Pull every line with the word "Mädchen" out of the entries below.

+++

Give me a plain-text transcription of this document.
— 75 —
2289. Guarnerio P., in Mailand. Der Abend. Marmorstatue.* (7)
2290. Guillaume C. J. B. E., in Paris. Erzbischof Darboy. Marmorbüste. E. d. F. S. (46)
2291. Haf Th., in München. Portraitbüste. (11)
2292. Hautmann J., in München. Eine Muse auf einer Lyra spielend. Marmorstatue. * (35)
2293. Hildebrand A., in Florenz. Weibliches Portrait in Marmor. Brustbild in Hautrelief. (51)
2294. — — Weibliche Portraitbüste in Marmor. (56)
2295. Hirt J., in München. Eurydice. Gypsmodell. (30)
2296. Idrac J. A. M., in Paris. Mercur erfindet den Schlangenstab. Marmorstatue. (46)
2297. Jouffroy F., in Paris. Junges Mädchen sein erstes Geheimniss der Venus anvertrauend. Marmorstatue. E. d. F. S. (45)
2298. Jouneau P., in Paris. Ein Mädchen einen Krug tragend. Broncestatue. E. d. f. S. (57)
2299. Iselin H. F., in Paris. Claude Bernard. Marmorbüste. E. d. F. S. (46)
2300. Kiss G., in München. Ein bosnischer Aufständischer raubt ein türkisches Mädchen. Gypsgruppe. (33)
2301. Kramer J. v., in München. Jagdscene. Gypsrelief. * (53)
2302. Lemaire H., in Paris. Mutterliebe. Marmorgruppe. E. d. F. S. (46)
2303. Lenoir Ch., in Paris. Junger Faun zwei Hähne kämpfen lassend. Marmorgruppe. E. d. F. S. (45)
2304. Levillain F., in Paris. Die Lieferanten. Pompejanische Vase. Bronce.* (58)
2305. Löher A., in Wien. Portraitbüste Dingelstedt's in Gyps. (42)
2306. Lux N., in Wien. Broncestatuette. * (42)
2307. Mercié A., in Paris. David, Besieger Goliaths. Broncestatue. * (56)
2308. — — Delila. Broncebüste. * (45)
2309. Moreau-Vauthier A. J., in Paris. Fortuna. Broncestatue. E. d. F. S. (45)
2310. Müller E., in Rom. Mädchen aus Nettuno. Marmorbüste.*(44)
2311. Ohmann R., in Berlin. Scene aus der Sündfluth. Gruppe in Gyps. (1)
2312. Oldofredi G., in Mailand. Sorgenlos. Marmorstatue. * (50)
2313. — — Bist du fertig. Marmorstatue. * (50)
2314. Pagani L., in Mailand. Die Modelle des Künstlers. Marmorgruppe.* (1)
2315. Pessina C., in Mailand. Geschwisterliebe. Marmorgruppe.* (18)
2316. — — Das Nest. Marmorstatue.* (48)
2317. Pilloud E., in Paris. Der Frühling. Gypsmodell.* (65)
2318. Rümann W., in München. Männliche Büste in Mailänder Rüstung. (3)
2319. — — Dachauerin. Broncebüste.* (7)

+++

* _Task solution_
2297. Jouffroy F., in Paris. Junges Mädchen sein erstes Geheimniss der Venus anvertrauend. Marmorstatue. E. d. F. S. (45)
2298. Jouneau P., in Paris. Ein Mädchen einen Krug tragend. Broncestatue. E. d. f. S. (57)
2300. Kiss G., in München. Ein bosnischer Aufständischer raubt ein türkisches Mädchen. Gypsgruppe. (33)
2310. Müller E., in Rom. Mädchen aus Nettuno. Marmorbüste.*(44)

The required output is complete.